MATERIAL FOR THIS TASK
..............................
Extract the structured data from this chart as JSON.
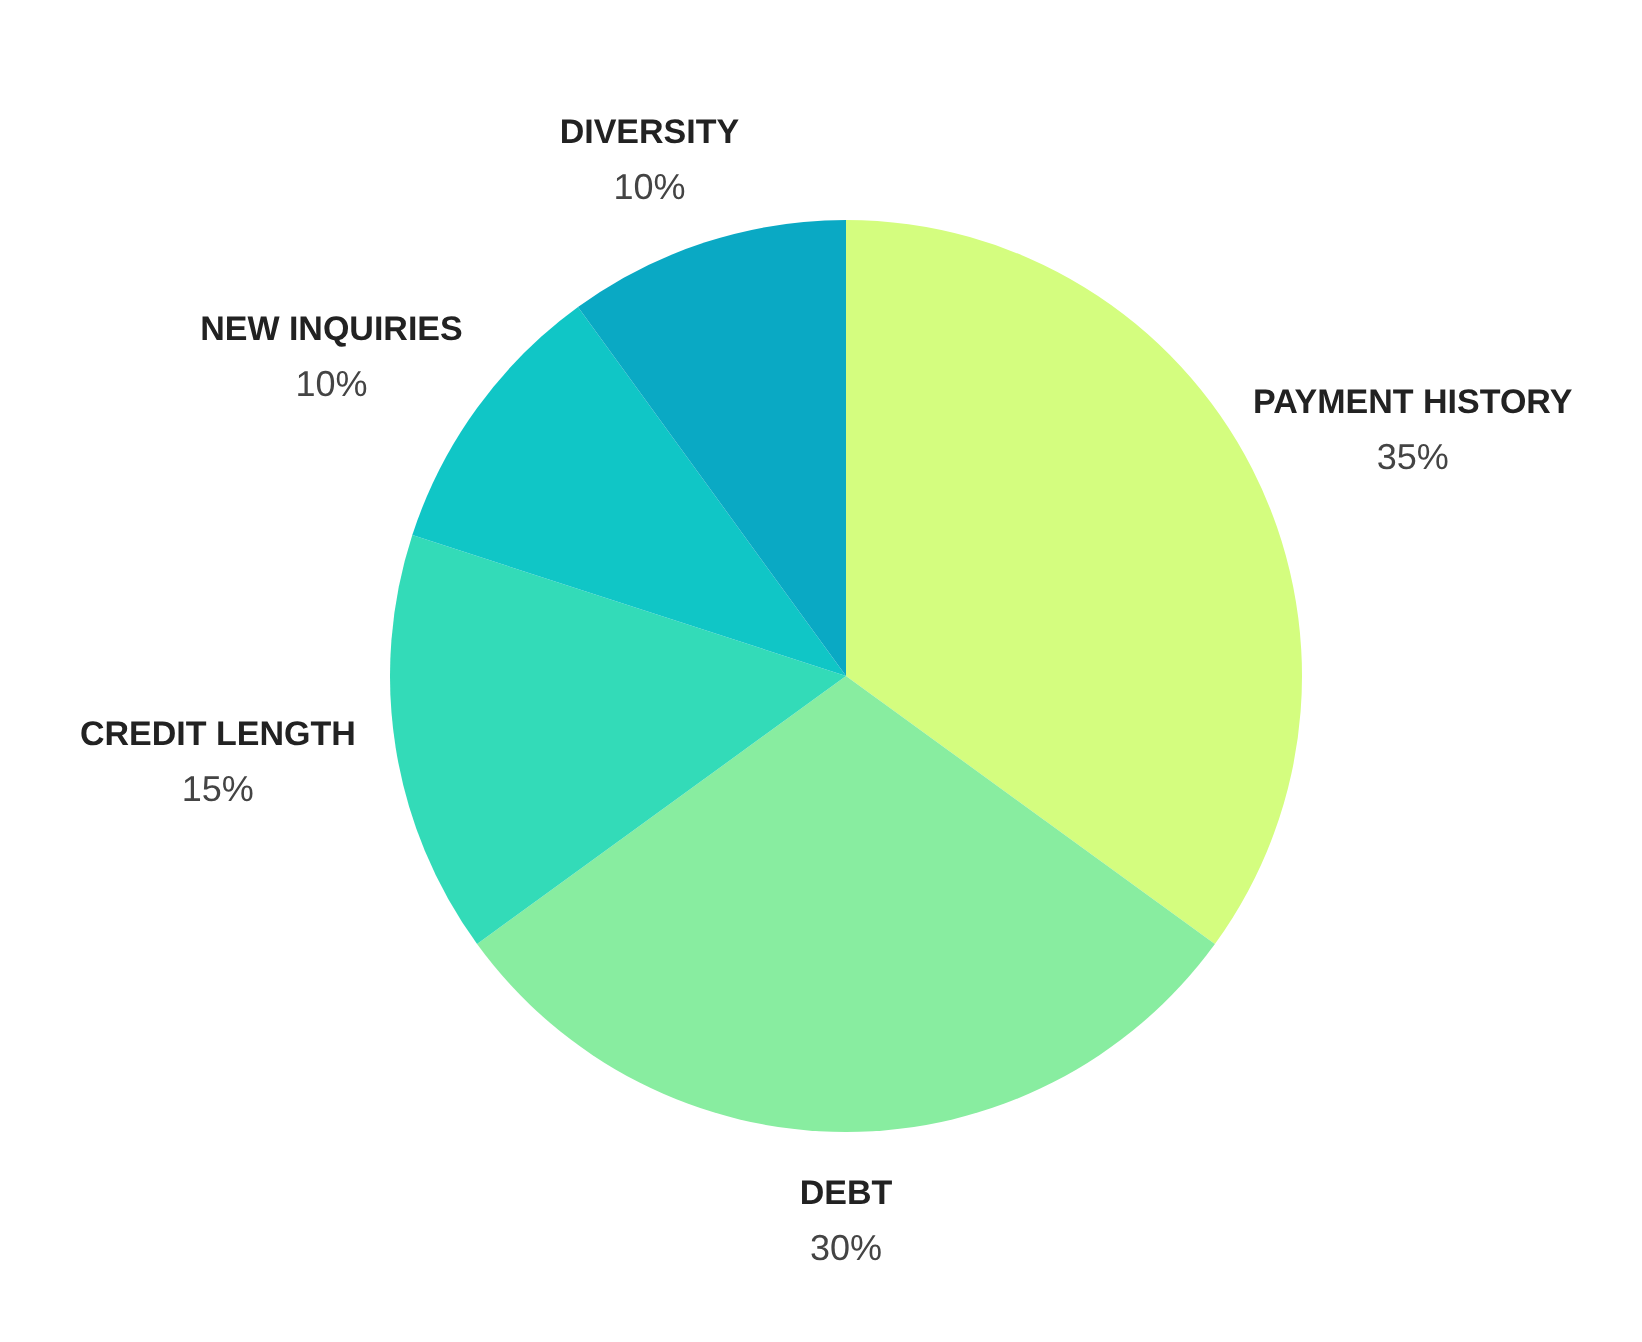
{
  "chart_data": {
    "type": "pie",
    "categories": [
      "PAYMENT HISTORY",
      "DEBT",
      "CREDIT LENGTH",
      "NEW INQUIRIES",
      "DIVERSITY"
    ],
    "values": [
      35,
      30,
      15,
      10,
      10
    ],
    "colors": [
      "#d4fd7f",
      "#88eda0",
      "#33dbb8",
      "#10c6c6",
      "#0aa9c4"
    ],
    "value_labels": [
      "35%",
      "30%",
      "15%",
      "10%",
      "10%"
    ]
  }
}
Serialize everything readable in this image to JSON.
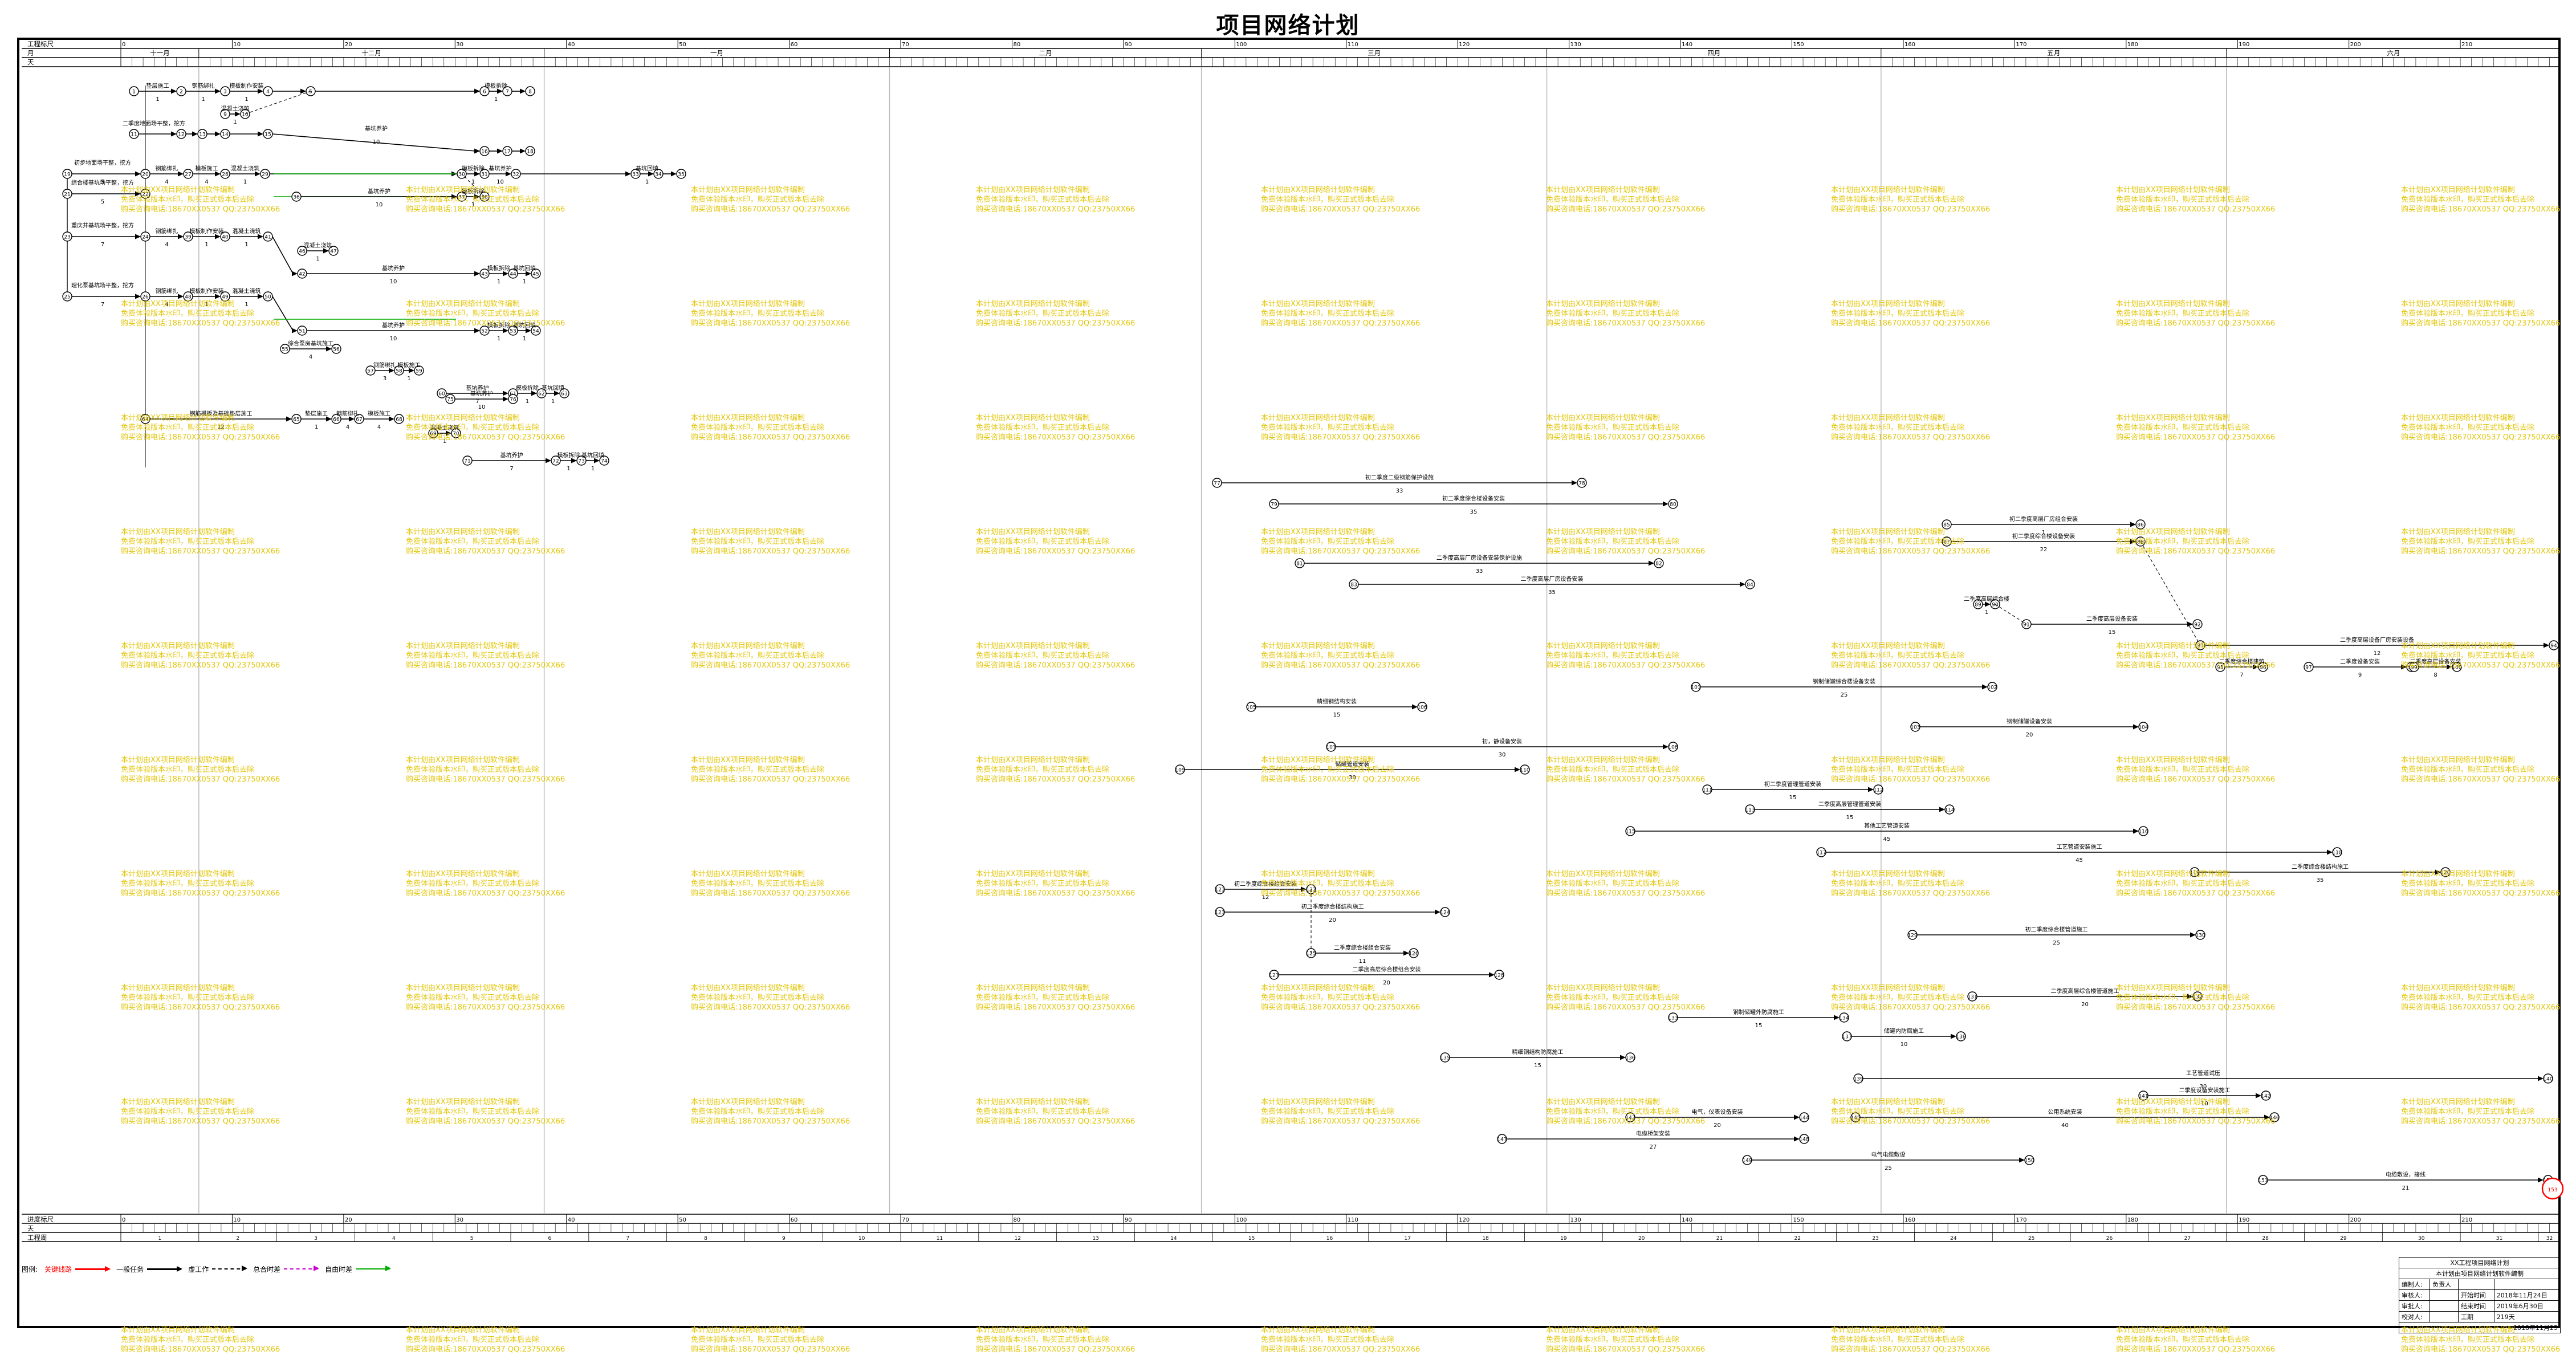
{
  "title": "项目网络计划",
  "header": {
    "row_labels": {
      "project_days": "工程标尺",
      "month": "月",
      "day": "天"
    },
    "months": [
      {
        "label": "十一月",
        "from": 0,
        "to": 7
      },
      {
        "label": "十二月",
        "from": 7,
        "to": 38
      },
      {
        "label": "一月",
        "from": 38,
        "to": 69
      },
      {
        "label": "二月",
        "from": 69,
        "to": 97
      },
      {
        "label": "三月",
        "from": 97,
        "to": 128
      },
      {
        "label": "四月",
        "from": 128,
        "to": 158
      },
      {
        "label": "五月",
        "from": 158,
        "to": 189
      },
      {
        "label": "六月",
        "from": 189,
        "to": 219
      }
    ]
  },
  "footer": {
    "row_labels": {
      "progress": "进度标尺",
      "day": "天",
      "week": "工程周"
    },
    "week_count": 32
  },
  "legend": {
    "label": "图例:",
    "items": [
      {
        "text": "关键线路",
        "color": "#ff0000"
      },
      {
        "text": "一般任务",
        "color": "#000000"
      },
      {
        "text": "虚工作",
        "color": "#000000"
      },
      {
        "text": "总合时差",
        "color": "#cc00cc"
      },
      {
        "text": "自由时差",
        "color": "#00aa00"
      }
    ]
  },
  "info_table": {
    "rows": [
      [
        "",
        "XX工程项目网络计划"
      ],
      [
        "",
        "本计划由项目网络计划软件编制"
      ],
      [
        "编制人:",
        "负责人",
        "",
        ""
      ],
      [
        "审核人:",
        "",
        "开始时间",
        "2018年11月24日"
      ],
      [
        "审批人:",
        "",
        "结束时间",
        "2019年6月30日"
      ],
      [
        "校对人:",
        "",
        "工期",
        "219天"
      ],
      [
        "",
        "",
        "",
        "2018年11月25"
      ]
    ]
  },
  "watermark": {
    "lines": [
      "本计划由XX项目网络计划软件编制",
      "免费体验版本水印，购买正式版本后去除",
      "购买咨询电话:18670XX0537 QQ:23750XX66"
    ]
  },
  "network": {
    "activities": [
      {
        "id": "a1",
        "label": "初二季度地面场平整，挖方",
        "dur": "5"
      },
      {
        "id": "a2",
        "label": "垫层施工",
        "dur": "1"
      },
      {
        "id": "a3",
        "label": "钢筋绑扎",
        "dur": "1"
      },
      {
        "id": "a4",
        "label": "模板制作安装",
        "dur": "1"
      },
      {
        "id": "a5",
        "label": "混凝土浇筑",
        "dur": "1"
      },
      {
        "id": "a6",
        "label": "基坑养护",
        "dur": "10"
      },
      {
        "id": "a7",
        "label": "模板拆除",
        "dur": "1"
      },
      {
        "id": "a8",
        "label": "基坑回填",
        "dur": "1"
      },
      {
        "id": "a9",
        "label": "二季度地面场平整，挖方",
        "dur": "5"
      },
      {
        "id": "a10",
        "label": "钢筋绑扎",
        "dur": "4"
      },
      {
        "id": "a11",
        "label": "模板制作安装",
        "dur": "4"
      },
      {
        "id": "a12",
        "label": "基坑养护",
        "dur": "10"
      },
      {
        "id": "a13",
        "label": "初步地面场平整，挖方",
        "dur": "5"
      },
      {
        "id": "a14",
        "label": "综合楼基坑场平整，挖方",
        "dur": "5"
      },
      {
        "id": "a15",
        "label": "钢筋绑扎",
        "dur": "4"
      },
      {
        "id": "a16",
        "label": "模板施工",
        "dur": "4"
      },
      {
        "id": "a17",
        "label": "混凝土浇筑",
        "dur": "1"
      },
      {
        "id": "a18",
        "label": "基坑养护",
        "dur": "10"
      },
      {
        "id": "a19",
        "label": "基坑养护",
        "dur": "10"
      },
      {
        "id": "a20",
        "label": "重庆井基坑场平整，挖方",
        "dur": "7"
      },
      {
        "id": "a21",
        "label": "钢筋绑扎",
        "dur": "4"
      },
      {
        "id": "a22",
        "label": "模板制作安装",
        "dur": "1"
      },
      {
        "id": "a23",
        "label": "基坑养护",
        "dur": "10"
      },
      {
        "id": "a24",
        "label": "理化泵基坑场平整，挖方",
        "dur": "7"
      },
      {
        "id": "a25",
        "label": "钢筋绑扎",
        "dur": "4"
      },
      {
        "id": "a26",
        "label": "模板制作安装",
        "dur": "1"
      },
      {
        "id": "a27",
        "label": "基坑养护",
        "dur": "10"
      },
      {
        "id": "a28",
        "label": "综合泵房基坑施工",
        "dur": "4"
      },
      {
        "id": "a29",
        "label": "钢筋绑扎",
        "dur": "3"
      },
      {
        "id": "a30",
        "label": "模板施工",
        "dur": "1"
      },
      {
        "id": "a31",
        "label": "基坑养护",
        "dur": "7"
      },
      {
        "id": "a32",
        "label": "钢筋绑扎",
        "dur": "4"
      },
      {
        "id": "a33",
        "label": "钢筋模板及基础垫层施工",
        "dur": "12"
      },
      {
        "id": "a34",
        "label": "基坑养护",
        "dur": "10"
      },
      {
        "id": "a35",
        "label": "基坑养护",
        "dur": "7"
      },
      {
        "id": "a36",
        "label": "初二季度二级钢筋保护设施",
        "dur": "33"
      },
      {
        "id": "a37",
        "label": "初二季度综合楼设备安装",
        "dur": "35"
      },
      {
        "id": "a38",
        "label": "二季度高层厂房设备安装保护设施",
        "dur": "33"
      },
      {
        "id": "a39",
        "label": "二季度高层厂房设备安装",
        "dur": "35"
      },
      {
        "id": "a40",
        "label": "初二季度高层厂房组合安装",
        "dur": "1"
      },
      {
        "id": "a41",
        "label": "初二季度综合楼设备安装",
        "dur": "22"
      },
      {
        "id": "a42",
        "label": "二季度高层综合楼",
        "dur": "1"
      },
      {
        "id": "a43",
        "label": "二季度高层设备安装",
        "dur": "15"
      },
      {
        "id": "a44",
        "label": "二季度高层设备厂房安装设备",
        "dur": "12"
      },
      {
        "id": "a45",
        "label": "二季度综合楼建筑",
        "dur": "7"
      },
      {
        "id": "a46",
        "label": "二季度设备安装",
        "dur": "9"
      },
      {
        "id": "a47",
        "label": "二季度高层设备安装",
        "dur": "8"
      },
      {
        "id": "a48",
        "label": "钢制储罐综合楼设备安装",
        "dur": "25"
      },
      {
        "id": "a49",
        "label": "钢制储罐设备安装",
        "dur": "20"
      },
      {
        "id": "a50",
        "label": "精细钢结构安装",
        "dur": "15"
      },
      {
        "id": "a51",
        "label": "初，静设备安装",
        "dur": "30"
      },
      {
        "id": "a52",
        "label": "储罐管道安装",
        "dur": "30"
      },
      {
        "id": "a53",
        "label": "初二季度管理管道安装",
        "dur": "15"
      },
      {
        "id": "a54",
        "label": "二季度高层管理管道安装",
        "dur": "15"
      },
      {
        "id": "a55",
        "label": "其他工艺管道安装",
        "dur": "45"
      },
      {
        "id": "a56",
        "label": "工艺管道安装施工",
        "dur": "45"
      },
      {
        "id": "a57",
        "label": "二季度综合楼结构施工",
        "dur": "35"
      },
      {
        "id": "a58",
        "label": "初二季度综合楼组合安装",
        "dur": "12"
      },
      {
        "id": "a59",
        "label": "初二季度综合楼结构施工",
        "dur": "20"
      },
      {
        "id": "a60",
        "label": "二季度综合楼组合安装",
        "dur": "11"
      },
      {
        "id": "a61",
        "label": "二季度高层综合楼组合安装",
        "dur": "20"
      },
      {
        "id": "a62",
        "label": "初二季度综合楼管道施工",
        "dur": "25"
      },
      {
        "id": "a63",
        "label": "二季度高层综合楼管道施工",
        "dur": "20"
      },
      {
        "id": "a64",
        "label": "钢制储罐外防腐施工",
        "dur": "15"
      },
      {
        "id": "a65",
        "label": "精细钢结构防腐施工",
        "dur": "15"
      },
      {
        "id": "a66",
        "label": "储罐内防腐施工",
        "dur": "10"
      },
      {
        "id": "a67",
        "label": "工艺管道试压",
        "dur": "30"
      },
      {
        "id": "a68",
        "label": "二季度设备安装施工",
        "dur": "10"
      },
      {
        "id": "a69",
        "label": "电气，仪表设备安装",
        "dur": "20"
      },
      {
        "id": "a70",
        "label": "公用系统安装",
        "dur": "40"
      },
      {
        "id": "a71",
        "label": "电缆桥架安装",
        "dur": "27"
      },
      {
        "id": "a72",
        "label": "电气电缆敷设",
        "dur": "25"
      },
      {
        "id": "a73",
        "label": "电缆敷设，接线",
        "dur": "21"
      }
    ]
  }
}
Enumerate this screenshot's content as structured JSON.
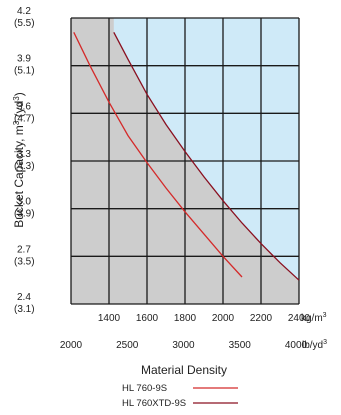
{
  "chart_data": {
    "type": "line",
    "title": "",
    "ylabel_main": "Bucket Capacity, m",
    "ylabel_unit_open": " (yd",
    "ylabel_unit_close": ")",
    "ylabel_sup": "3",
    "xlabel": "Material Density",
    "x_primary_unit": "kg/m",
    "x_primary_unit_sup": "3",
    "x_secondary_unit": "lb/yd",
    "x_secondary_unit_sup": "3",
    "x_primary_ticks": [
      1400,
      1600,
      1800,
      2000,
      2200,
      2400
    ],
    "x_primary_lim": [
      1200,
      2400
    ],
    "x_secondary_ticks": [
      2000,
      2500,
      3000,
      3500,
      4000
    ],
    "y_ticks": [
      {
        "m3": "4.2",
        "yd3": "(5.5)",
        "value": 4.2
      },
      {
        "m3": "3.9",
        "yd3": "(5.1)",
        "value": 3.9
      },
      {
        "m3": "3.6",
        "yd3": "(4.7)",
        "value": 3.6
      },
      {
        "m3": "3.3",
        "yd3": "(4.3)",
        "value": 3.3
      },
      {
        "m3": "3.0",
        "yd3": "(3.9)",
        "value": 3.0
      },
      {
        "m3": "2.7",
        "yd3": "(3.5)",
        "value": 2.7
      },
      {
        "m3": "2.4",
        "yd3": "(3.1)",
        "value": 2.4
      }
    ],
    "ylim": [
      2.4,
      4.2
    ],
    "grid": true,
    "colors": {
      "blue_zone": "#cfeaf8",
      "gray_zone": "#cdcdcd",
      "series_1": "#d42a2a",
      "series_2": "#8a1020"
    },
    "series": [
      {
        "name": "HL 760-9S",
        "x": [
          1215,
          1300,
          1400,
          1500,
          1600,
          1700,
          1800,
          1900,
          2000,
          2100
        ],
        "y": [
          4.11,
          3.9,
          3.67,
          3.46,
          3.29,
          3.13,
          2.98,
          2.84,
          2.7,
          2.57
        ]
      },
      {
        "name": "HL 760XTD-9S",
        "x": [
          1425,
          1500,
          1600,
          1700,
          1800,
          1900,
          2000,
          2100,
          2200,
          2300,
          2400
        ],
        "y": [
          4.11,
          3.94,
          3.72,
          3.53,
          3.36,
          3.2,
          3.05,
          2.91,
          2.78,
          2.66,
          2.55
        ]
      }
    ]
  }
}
..............................
REQUEST
Copy out all lines that carry the word "from".

COMPLETED EXERCISE
Extract the structured data from this chart as JSON.
        "from": 0,
        "from": 7,
        "from": 38,
        "from": 69,
        "from": 97,
        "from": 128,
        "from": 158,
        "from": 189,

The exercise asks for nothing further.